Copy everything in the listing below word for word, apart from any images.
▬▬▬▬▬▬
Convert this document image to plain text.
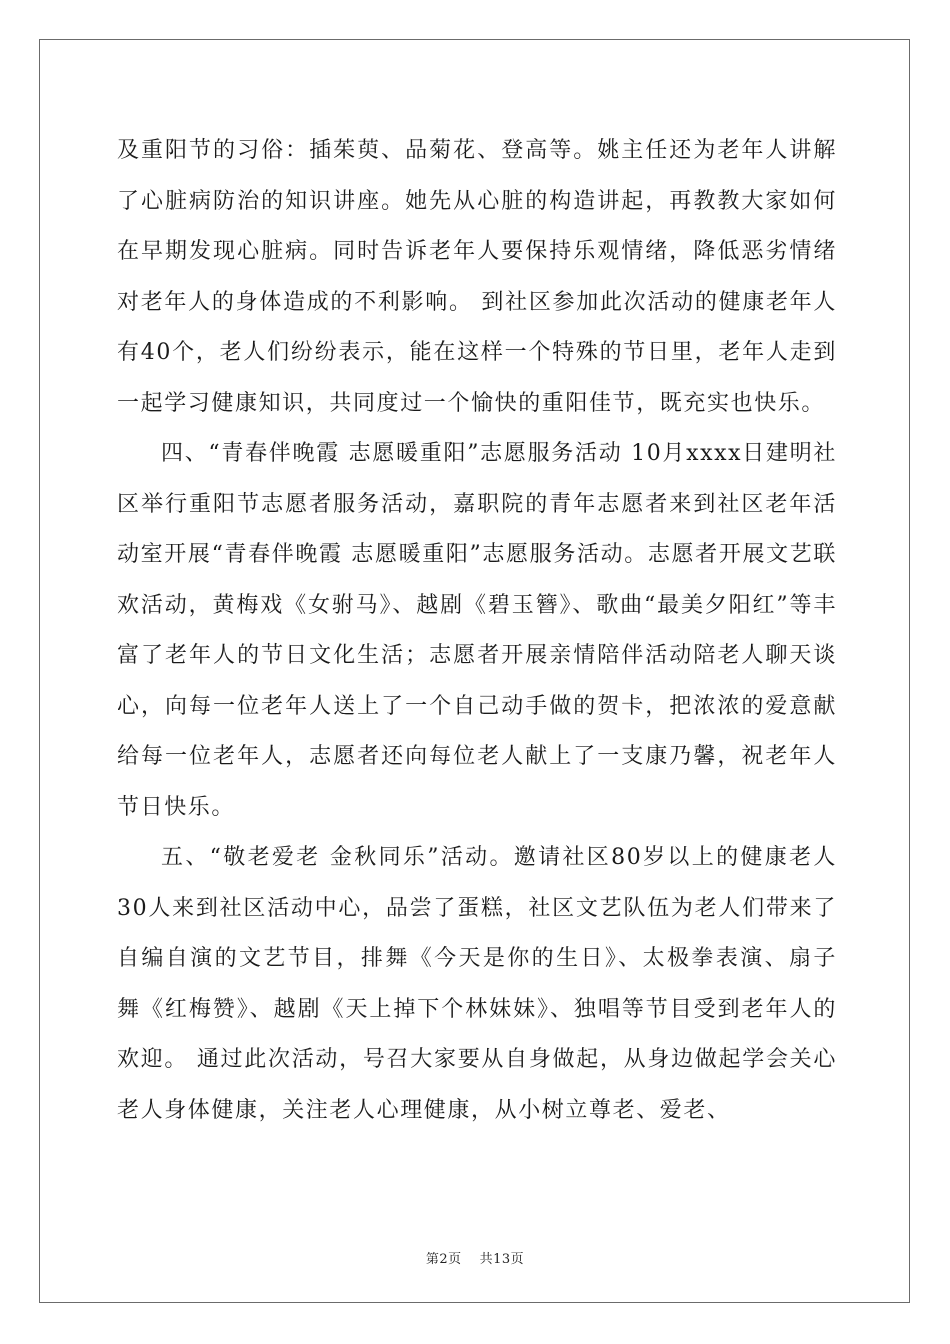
及重阳节的习俗：插茱萸、品菊花、登高等。姚主任还为老年人讲解了心脏病防治的知识讲座。她先从心脏的构造讲起，再教教大家如何在早期发现心脏病。同时告诉老年人要保持乐观情绪，降低恶劣情绪对老年人的身体造成的不利影响。 到社区参加此次活动的健康老年人有40个，老人们纷纷表示，能在这样一个特殊的节日里，老年人走到一起学习健康知识，共同度过一个愉快的重阳佳节，既充实也快乐。

四、“青春伴晚霞 志愿暖重阳”志愿服务活动 10月xxxx日建明社区举行重阳节志愿者服务活动，嘉职院的青年志愿者来到社区老年活动室开展“青春伴晚霞 志愿暖重阳”志愿服务活动。志愿者开展文艺联欢活动，黄梅戏《女驸马》、越剧《碧玉簪》、歌曲“最美夕阳红”等丰富了老年人的节日文化生活；志愿者开展亲情陪伴活动陪老人聊天谈心，向每一位老年人送上了一个自己动手做的贺卡，把浓浓的爱意献给每一位老年人，志愿者还向每位老人献上了一支康乃馨，祝老年人节日快乐。

五、“敬老爱老 金秋同乐”活动。邀请社区80岁以上的健康老人30人来到社区活动中心，品尝了蛋糕，社区文艺队伍为老人们带来了自编自演的文艺节目，排舞《今天是你的生日》、太极拳表演、扇子舞《红梅赞》、越剧《天上掉下个林妹妹》、独唱等节目受到老年人的欢迎。 通过此次活动，号召大家要从自身做起，从身边做起学会关心老人身体健康，关注老人心理健康，从小树立尊老、爱老、

第2页 共13页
▬▬▬▬▬▬
→ **OUTPUT FOR THIS TASK**
Convert this document image to plain text.
及重阳节的习俗：插茱萸、品菊花、登高等。姚主任还为老年人讲解了心脏病防治的知识讲座。她先从心脏的构造讲起，再教教大家如何在早期发现心脏病。同时告诉老年人要保持乐观情绪，降低恶劣情绪对老年人的身体造成的不利影响。 到社区参加此次活动的健康老年人有40个，老人们纷纷表示，能在这样一个特殊的节日里，老年人走到一起学习健康知识，共同度过一个愉快的重阳佳节，既充实也快乐。

四、“青春伴晚霞 志愿暖重阳”志愿服务活动 10月xxxx日建明社区举行重阳节志愿者服务活动，嘉职院的青年志愿者来到社区老年活动室开展“青春伴晚霞 志愿暖重阳”志愿服务活动。志愿者开展文艺联欢活动，黄梅戏《女驸马》、越剧《碧玉簪》、歌曲“最美夕阳红”等丰富了老年人的节日文化生活；志愿者开展亲情陪伴活动陪老人聊天谈心，向每一位老年人送上了一个自己动手做的贺卡，把浓浓的爱意献给每一位老年人，志愿者还向每位老人献上了一支康乃馨，祝老年人节日快乐。

五、“敬老爱老 金秋同乐”活动。邀请社区80岁以上的健康老人30人来到社区活动中心，品尝了蛋糕，社区文艺队伍为老人们带来了自编自演的文艺节目，排舞《今天是你的生日》、太极拳表演、扇子舞《红梅赞》、越剧《天上掉下个林妹妹》、独唱等节目受到老年人的欢迎。 通过此次活动，号召大家要从自身做起，从身边做起学会关心老人身体健康，关注老人心理健康，从小树立尊老、爱老、

第2页 共13页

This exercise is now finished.